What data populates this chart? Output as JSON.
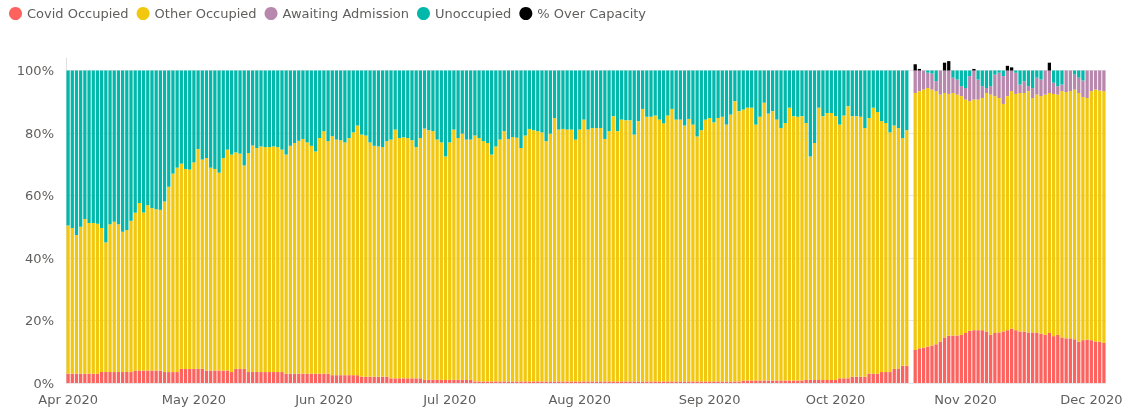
{
  "chart_data": {
    "type": "bar",
    "stacked": true,
    "legend": "top left",
    "grid": "y",
    "ylim": [
      0,
      104
    ],
    "yticks": [
      {
        "value": 0,
        "label": "0%"
      },
      {
        "value": 20,
        "label": "20%"
      },
      {
        "value": 40,
        "label": "40%"
      },
      {
        "value": 60,
        "label": "60%"
      },
      {
        "value": 80,
        "label": "80%"
      },
      {
        "value": 100,
        "label": "100%"
      }
    ],
    "xlim": [
      "2020-03-31T12:00",
      "2020-12-04T12:00"
    ],
    "xticks": [
      {
        "value": "2020-04-01",
        "label": "Apr 2020"
      },
      {
        "value": "2020-05-01",
        "label": "May 2020"
      },
      {
        "value": "2020-06-01",
        "label": "Jun 2020"
      },
      {
        "value": "2020-07-01",
        "label": "Jul 2020"
      },
      {
        "value": "2020-08-01",
        "label": "Aug 2020"
      },
      {
        "value": "2020-09-01",
        "label": "Sep 2020"
      },
      {
        "value": "2020-10-01",
        "label": "Oct 2020"
      },
      {
        "value": "2020-11-01",
        "label": "Nov 2020"
      },
      {
        "value": "2020-12-01",
        "label": "Dec 2020"
      }
    ],
    "x": [
      "2020-04-01",
      "2020-04-02",
      "2020-04-03",
      "2020-04-04",
      "2020-04-05",
      "2020-04-06",
      "2020-04-07",
      "2020-04-08",
      "2020-04-09",
      "2020-04-10",
      "2020-04-11",
      "2020-04-12",
      "2020-04-13",
      "2020-04-14",
      "2020-04-15",
      "2020-04-16",
      "2020-04-17",
      "2020-04-18",
      "2020-04-19",
      "2020-04-20",
      "2020-04-21",
      "2020-04-22",
      "2020-04-23",
      "2020-04-24",
      "2020-04-25",
      "2020-04-26",
      "2020-04-27",
      "2020-04-28",
      "2020-04-29",
      "2020-04-30",
      "2020-05-01",
      "2020-05-02",
      "2020-05-03",
      "2020-05-04",
      "2020-05-05",
      "2020-05-06",
      "2020-05-07",
      "2020-05-08",
      "2020-05-09",
      "2020-05-10",
      "2020-05-11",
      "2020-05-12",
      "2020-05-13",
      "2020-05-14",
      "2020-05-15",
      "2020-05-16",
      "2020-05-17",
      "2020-05-18",
      "2020-05-19",
      "2020-05-20",
      "2020-05-21",
      "2020-05-22",
      "2020-05-23",
      "2020-05-24",
      "2020-05-25",
      "2020-05-26",
      "2020-05-27",
      "2020-05-28",
      "2020-05-29",
      "2020-05-30",
      "2020-05-31",
      "2020-06-01",
      "2020-06-02",
      "2020-06-03",
      "2020-06-04",
      "2020-06-05",
      "2020-06-06",
      "2020-06-07",
      "2020-06-08",
      "2020-06-09",
      "2020-06-10",
      "2020-06-11",
      "2020-06-12",
      "2020-06-13",
      "2020-06-14",
      "2020-06-15",
      "2020-06-16",
      "2020-06-17",
      "2020-06-18",
      "2020-06-19",
      "2020-06-20",
      "2020-06-21",
      "2020-06-22",
      "2020-06-23",
      "2020-06-24",
      "2020-06-25",
      "2020-06-26",
      "2020-06-27",
      "2020-06-28",
      "2020-06-29",
      "2020-06-30",
      "2020-07-01",
      "2020-07-02",
      "2020-07-03",
      "2020-07-04",
      "2020-07-05",
      "2020-07-06",
      "2020-07-07",
      "2020-07-08",
      "2020-07-09",
      "2020-07-10",
      "2020-07-11",
      "2020-07-12",
      "2020-07-13",
      "2020-07-14",
      "2020-07-15",
      "2020-07-16",
      "2020-07-17",
      "2020-07-18",
      "2020-07-19",
      "2020-07-20",
      "2020-07-21",
      "2020-07-22",
      "2020-07-23",
      "2020-07-24",
      "2020-07-25",
      "2020-07-26",
      "2020-07-27",
      "2020-07-28",
      "2020-07-29",
      "2020-07-30",
      "2020-07-31",
      "2020-08-01",
      "2020-08-02",
      "2020-08-03",
      "2020-08-04",
      "2020-08-05",
      "2020-08-06",
      "2020-08-07",
      "2020-08-08",
      "2020-08-09",
      "2020-08-10",
      "2020-08-11",
      "2020-08-12",
      "2020-08-13",
      "2020-08-14",
      "2020-08-15",
      "2020-08-16",
      "2020-08-17",
      "2020-08-18",
      "2020-08-19",
      "2020-08-20",
      "2020-08-21",
      "2020-08-22",
      "2020-08-23",
      "2020-08-24",
      "2020-08-25",
      "2020-08-26",
      "2020-08-27",
      "2020-08-28",
      "2020-08-29",
      "2020-08-30",
      "2020-08-31",
      "2020-09-01",
      "2020-09-02",
      "2020-09-03",
      "2020-09-04",
      "2020-09-05",
      "2020-09-06",
      "2020-09-07",
      "2020-09-08",
      "2020-09-09",
      "2020-09-10",
      "2020-09-11",
      "2020-09-12",
      "2020-09-13",
      "2020-09-14",
      "2020-09-15",
      "2020-09-16",
      "2020-09-17",
      "2020-09-18",
      "2020-09-19",
      "2020-09-20",
      "2020-09-21",
      "2020-09-22",
      "2020-09-23",
      "2020-09-24",
      "2020-09-25",
      "2020-09-26",
      "2020-09-27",
      "2020-09-28",
      "2020-09-29",
      "2020-09-30",
      "2020-10-01",
      "2020-10-02",
      "2020-10-03",
      "2020-10-04",
      "2020-10-05",
      "2020-10-06",
      "2020-10-07",
      "2020-10-08",
      "2020-10-09",
      "2020-10-10",
      "2020-10-11",
      "2020-10-12",
      "2020-10-13",
      "2020-10-14",
      "2020-10-15",
      "2020-10-16",
      "2020-10-17",
      "2020-10-18",
      "2020-10-19",
      "2020-10-20",
      "2020-10-21",
      "2020-10-22",
      "2020-10-23",
      "2020-10-24",
      "2020-10-25",
      "2020-10-26",
      "2020-10-27",
      "2020-10-28",
      "2020-10-29",
      "2020-10-30",
      "2020-10-31",
      "2020-11-01",
      "2020-11-02",
      "2020-11-03",
      "2020-11-04",
      "2020-11-05",
      "2020-11-06",
      "2020-11-07",
      "2020-11-08",
      "2020-11-09",
      "2020-11-10",
      "2020-11-11",
      "2020-11-12",
      "2020-11-13",
      "2020-11-14",
      "2020-11-15",
      "2020-11-16",
      "2020-11-17",
      "2020-11-18",
      "2020-11-19",
      "2020-11-20",
      "2020-11-21",
      "2020-11-22",
      "2020-11-23",
      "2020-11-24",
      "2020-11-25",
      "2020-11-26",
      "2020-11-27",
      "2020-11-28",
      "2020-11-29",
      "2020-11-30",
      "2020-12-01",
      "2020-12-02",
      "2020-12-03",
      "2020-12-04"
    ],
    "series": [
      {
        "name": "Covid Occupied",
        "color": "#fd625e",
        "values": [
          3,
          3,
          3,
          3,
          3,
          3,
          3,
          3,
          3.5,
          3.5,
          3.5,
          3.5,
          3.5,
          3.5,
          3.5,
          3.5,
          4,
          4,
          4,
          4,
          4,
          4,
          4,
          3.5,
          3.5,
          3.5,
          3.5,
          4.5,
          4.5,
          4.5,
          4.5,
          4.5,
          4.5,
          4,
          4,
          4,
          4,
          4,
          4,
          3.5,
          4.5,
          4.5,
          4.5,
          3.5,
          3.5,
          3.5,
          3.5,
          3.5,
          3.5,
          3.5,
          3.5,
          3.5,
          3,
          3,
          3,
          3,
          3,
          3,
          3,
          3,
          3,
          3,
          3,
          2.5,
          2.5,
          2.5,
          2.5,
          2.5,
          2.5,
          2.5,
          2,
          2,
          2,
          2,
          2,
          2,
          2,
          1.5,
          1.5,
          1.5,
          1.5,
          1.5,
          1.5,
          1.5,
          1.5,
          1,
          1,
          1,
          1,
          1,
          1,
          1,
          1,
          1,
          1,
          1,
          1,
          0.5,
          0.5,
          0.5,
          0.5,
          0.5,
          0.5,
          0.5,
          0.5,
          0.5,
          0.5,
          0.5,
          0.5,
          0.5,
          0.5,
          0.5,
          0.5,
          0.5,
          0.5,
          0.5,
          0.5,
          0.5,
          0.5,
          0.5,
          0.5,
          0.5,
          0.5,
          0.5,
          0.5,
          0.5,
          0.5,
          0.5,
          0.5,
          0.5,
          0.5,
          0.5,
          0.5,
          0.5,
          0.5,
          0.5,
          0.5,
          0.5,
          0.5,
          0.5,
          0.5,
          0.5,
          0.5,
          0.5,
          0.5,
          0.5,
          0.5,
          0.5,
          0.5,
          0.5,
          0.5,
          0.5,
          0.5,
          0.5,
          0.5,
          0.5,
          0.5,
          0.5,
          0.5,
          0.5,
          0.5,
          0.8,
          0.8,
          0.8,
          0.8,
          0.8,
          0.8,
          0.8,
          0.8,
          0.8,
          0.8,
          0.8,
          0.8,
          0.8,
          0.8,
          0.8,
          1,
          1,
          1,
          1,
          1,
          1,
          1,
          1,
          1.5,
          1.5,
          1.5,
          2,
          2,
          2,
          2,
          3,
          3,
          3,
          3.5,
          3.5,
          3.5,
          4.5,
          4.5,
          5.5,
          5.5,
          null,
          10.6,
          11.1,
          11.3,
          11.6,
          12,
          12.4,
          13.3,
          14.6,
          15.1,
          15.2,
          15.2,
          15.4,
          16,
          16.7,
          16.9,
          16.9,
          16.9,
          16.5,
          15.4,
          16,
          16.2,
          16.5,
          16.9,
          17.4,
          16.9,
          16.5,
          16.5,
          16.2,
          16.2,
          16,
          15.8,
          15.4,
          16,
          15,
          15.4,
          14.6,
          14.3,
          14.3,
          14,
          13.2,
          13.7,
          13.9,
          13.7,
          13.3,
          13.2,
          12.8
        ]
      },
      {
        "name": "Other Occupied",
        "color": "#f2c80f",
        "values": [
          47.4,
          46.6,
          44.4,
          47,
          49.5,
          48.2,
          48.2,
          48,
          46.1,
          41.5,
          47.3,
          48.1,
          47.3,
          44.9,
          45.5,
          48.4,
          50.5,
          53.6,
          50.6,
          52.9,
          52,
          51.6,
          51.4,
          54.6,
          59.3,
          63.5,
          65.4,
          65.7,
          64,
          63.8,
          66.1,
          70.4,
          67,
          68,
          64.9,
          64.5,
          63.3,
          68,
          70.7,
          69.6,
          69.3,
          68.9,
          65.1,
          70.1,
          72.5,
          71.7,
          72.2,
          72,
          72,
          72.2,
          72,
          71.2,
          70.1,
          72.9,
          73.8,
          74.5,
          75.1,
          74,
          72.9,
          71.1,
          75.4,
          77.6,
          74.4,
          76.5,
          75.4,
          75.2,
          74.5,
          75.9,
          77.7,
          79.9,
          77.5,
          77.2,
          75,
          73.9,
          73.7,
          73.5,
          75.4,
          76.4,
          79.6,
          76.9,
          77.1,
          76.9,
          76.2,
          74,
          76.9,
          80.4,
          79.9,
          79.6,
          76.9,
          76,
          71.5,
          76,
          80.1,
          77.4,
          78.8,
          76.9,
          76.9,
          78.7,
          77.9,
          76.9,
          76.3,
          72.6,
          75.2,
          77.4,
          80.1,
          77.6,
          78.2,
          78,
          74.7,
          78.7,
          80.8,
          80.4,
          80.1,
          79.7,
          76.9,
          79.3,
          84.3,
          80.6,
          80.8,
          80.6,
          80.6,
          77.4,
          80.6,
          83.8,
          80.6,
          81.1,
          81.1,
          81.1,
          77.6,
          80.1,
          84.9,
          80.1,
          83.8,
          83.6,
          83.6,
          79,
          83.3,
          87.2,
          84.7,
          84.7,
          85.1,
          83.8,
          82.6,
          85.1,
          87.2,
          83.8,
          83.8,
          81.9,
          84,
          82.2,
          78.4,
          80.4,
          83.8,
          84.3,
          82.9,
          84.3,
          84.7,
          82.2,
          85.4,
          89.7,
          86.5,
          86.7,
          87.3,
          87.3,
          81.9,
          84.4,
          88.9,
          85.4,
          86.2,
          83.5,
          80.8,
          82.4,
          87.3,
          84.6,
          84.4,
          84.6,
          82.2,
          71.5,
          75.8,
          87.1,
          84.4,
          85.4,
          85.4,
          84.4,
          81.2,
          84.1,
          87.1,
          83.4,
          83.4,
          83.2,
          79.6,
          81.8,
          85.1,
          83.7,
          80.3,
          79.7,
          76.7,
          77.9,
          77.1,
          72.9,
          75.4,
          null,
          82.2,
          82.3,
          82.6,
          82.8,
          81.9,
          81,
          79,
          78.2,
          77.4,
          77.6,
          77.1,
          76.4,
          74.7,
          73.5,
          73.8,
          73.8,
          74.3,
          76.3,
          76.9,
          75.8,
          75,
          72.8,
          74.9,
          76,
          75.6,
          76.3,
          76.3,
          77.2,
          75,
          76.3,
          76,
          76.9,
          76.8,
          77.5,
          76.9,
          78.8,
          78.8,
          79.1,
          79.9,
          79.6,
          77.8,
          77.3,
          79.7,
          80.6,
          80.4,
          80.6
        ]
      },
      {
        "name": "Awaiting Admission",
        "color": "#b887ad",
        "values": [
          null,
          null,
          null,
          null,
          null,
          null,
          null,
          null,
          null,
          null,
          null,
          null,
          null,
          null,
          null,
          null,
          null,
          null,
          null,
          null,
          null,
          null,
          null,
          null,
          null,
          null,
          null,
          null,
          null,
          null,
          null,
          null,
          null,
          null,
          null,
          null,
          null,
          null,
          null,
          null,
          null,
          null,
          null,
          null,
          null,
          null,
          null,
          null,
          null,
          null,
          null,
          null,
          null,
          null,
          null,
          null,
          null,
          null,
          null,
          null,
          null,
          null,
          null,
          null,
          null,
          null,
          null,
          null,
          null,
          null,
          null,
          null,
          null,
          null,
          null,
          null,
          null,
          null,
          null,
          null,
          null,
          null,
          null,
          null,
          null,
          null,
          null,
          null,
          null,
          null,
          null,
          null,
          null,
          null,
          null,
          null,
          null,
          null,
          null,
          null,
          null,
          null,
          null,
          null,
          null,
          null,
          null,
          null,
          null,
          null,
          null,
          null,
          null,
          null,
          null,
          null,
          null,
          null,
          null,
          null,
          null,
          null,
          null,
          null,
          null,
          null,
          null,
          null,
          null,
          null,
          null,
          null,
          null,
          null,
          null,
          null,
          null,
          null,
          null,
          null,
          null,
          null,
          null,
          null,
          null,
          null,
          null,
          null,
          null,
          null,
          null,
          null,
          null,
          null,
          null,
          null,
          null,
          null,
          null,
          null,
          null,
          null,
          null,
          null,
          null,
          null,
          null,
          null,
          null,
          null,
          null,
          null,
          null,
          null,
          null,
          null,
          null,
          null,
          null,
          null,
          null,
          null,
          null,
          null,
          null,
          null,
          null,
          null,
          null,
          null,
          null,
          null,
          null,
          null,
          null,
          null,
          null,
          null,
          null,
          null,
          null,
          null,
          7.2,
          6.6,
          6.1,
          4.9,
          5.1,
          3.2,
          7.7,
          7.2,
          7.5,
          4.9,
          4.8,
          3.2,
          3.7,
          8,
          9.3,
          6.4,
          3.8,
          1.6,
          2.7,
          6.9,
          8.1,
          8.9,
          8.2,
          6.6,
          6.8,
          2.7,
          3.8,
          1.6,
          3.2,
          5.4,
          5.3,
          7.7,
          7.2,
          3.6,
          2.7,
          2.1,
          6.9,
          6.6,
          4.8,
          4.9,
          5.3,
          8.8,
          6.6,
          6.1,
          6.4,
          6.6
        ]
      },
      {
        "name": "Unoccupied",
        "color": "#01b8aa",
        "values": [
          49.6,
          50.4,
          52.6,
          50,
          47.5,
          48.8,
          48.8,
          49,
          50.4,
          55,
          49.2,
          48.4,
          49.2,
          51.6,
          51,
          48.1,
          45.5,
          42.4,
          45.4,
          43.1,
          44,
          44.4,
          44.6,
          41.9,
          37.2,
          33,
          31.1,
          29.8,
          31.5,
          31.7,
          29.4,
          25.1,
          28.5,
          28,
          31.1,
          31.5,
          32.7,
          28,
          25.3,
          26.9,
          26.2,
          26.6,
          30.4,
          26.4,
          24,
          24.8,
          24.3,
          24.5,
          24.5,
          24.3,
          24.5,
          25.3,
          26.9,
          24.1,
          23.2,
          22.5,
          21.9,
          23,
          24.1,
          25.9,
          21.6,
          19.4,
          22.6,
          21,
          22.1,
          22.3,
          23,
          21.6,
          19.8,
          17.6,
          20.5,
          20.8,
          23,
          24.1,
          24.3,
          24.5,
          22.6,
          22.1,
          18.9,
          21.6,
          21.4,
          21.6,
          22.3,
          24.5,
          21.6,
          18.6,
          19.1,
          19.4,
          22.1,
          23,
          27.5,
          23,
          18.9,
          21.6,
          20.2,
          22.1,
          22.1,
          20.8,
          21.6,
          22.6,
          23.2,
          26.9,
          24.3,
          22.1,
          19.4,
          21.9,
          21.3,
          21.5,
          24.8,
          20.8,
          18.7,
          19.1,
          19.4,
          19.8,
          22.6,
          20.2,
          15.2,
          18.9,
          18.7,
          18.9,
          18.9,
          22.1,
          18.9,
          15.7,
          18.9,
          18.4,
          18.4,
          18.4,
          21.9,
          19.4,
          14.6,
          19.4,
          15.7,
          15.9,
          15.9,
          20.5,
          16.2,
          12.3,
          14.8,
          14.8,
          14.4,
          15.7,
          16.9,
          14.4,
          12.3,
          15.7,
          15.7,
          17.6,
          15.5,
          17.3,
          21.1,
          19.1,
          15.7,
          15.2,
          16.6,
          15.2,
          14.8,
          17.3,
          14.1,
          9.8,
          13,
          12.5,
          11.9,
          11.9,
          17.3,
          14.8,
          10.3,
          13.8,
          13,
          15.7,
          18.4,
          16.8,
          11.9,
          14.6,
          14.8,
          14.6,
          16.8,
          27.5,
          23.2,
          11.9,
          14.6,
          13.6,
          13.6,
          14.6,
          17.3,
          14.4,
          11.4,
          14.6,
          14.6,
          14.8,
          18.4,
          15.2,
          11.9,
          13.3,
          16.2,
          16.8,
          19.8,
          17.6,
          18.4,
          21.6,
          19.1,
          null,
          null,
          null,
          null,
          0.7,
          1,
          3.4,
          null,
          null,
          null,
          2.3,
          2.9,
          5,
          5.6,
          1.8,
          null,
          2.9,
          5,
          5.6,
          5,
          1.3,
          0.7,
          1.8,
          null,
          null,
          0.7,
          4.5,
          3.4,
          5,
          5.6,
          2.3,
          2.9,
          null,
          null,
          3.9,
          5,
          4.5,
          null,
          null,
          1.3,
          2.3,
          3.2,
          null,
          null,
          null,
          null,
          null
        ]
      },
      {
        "name": "% Over Capacity",
        "color": "#000000",
        "values": [
          null,
          null,
          null,
          null,
          null,
          null,
          null,
          null,
          null,
          null,
          null,
          null,
          null,
          null,
          null,
          null,
          null,
          null,
          null,
          null,
          null,
          null,
          null,
          null,
          null,
          null,
          null,
          null,
          null,
          null,
          null,
          null,
          null,
          null,
          null,
          null,
          null,
          null,
          null,
          null,
          null,
          null,
          null,
          null,
          null,
          null,
          null,
          null,
          null,
          null,
          null,
          null,
          null,
          null,
          null,
          null,
          null,
          null,
          null,
          null,
          null,
          null,
          null,
          null,
          null,
          null,
          null,
          null,
          null,
          null,
          null,
          null,
          null,
          null,
          null,
          null,
          null,
          null,
          null,
          null,
          null,
          null,
          null,
          null,
          null,
          null,
          null,
          null,
          null,
          null,
          null,
          null,
          null,
          null,
          null,
          null,
          null,
          null,
          null,
          null,
          null,
          null,
          null,
          null,
          null,
          null,
          null,
          null,
          null,
          null,
          null,
          null,
          null,
          null,
          null,
          null,
          null,
          null,
          null,
          null,
          null,
          null,
          null,
          null,
          null,
          null,
          null,
          null,
          null,
          null,
          null,
          null,
          null,
          null,
          null,
          null,
          null,
          null,
          null,
          null,
          null,
          null,
          null,
          null,
          null,
          null,
          null,
          null,
          null,
          null,
          null,
          null,
          null,
          null,
          null,
          null,
          null,
          null,
          null,
          null,
          null,
          null,
          null,
          null,
          null,
          null,
          null,
          null,
          null,
          null,
          null,
          null,
          null,
          null,
          null,
          null,
          null,
          null,
          null,
          null,
          null,
          null,
          null,
          null,
          null,
          null,
          null,
          null,
          null,
          null,
          null,
          null,
          null,
          null,
          null,
          null,
          null,
          null,
          null,
          null,
          null,
          null,
          2,
          0.5,
          null,
          null,
          null,
          null,
          null,
          2.5,
          3,
          null,
          null,
          null,
          null,
          null,
          0.5,
          null,
          null,
          null,
          null,
          null,
          null,
          null,
          1.5,
          1,
          null,
          null,
          null,
          null,
          null,
          null,
          null,
          null,
          2.5,
          null,
          null,
          null,
          null,
          null,
          null,
          null,
          null,
          null,
          null,
          null,
          null,
          null
        ]
      }
    ]
  }
}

***

Pull out all lines from the entries above in which the word "name" appears.

        "name": "Covid Occupied",
        "name": "Other Occupied",
        "name": "Awaiting Admission",
        "name": "Unoccupied",
        "name": "% Over Capacity",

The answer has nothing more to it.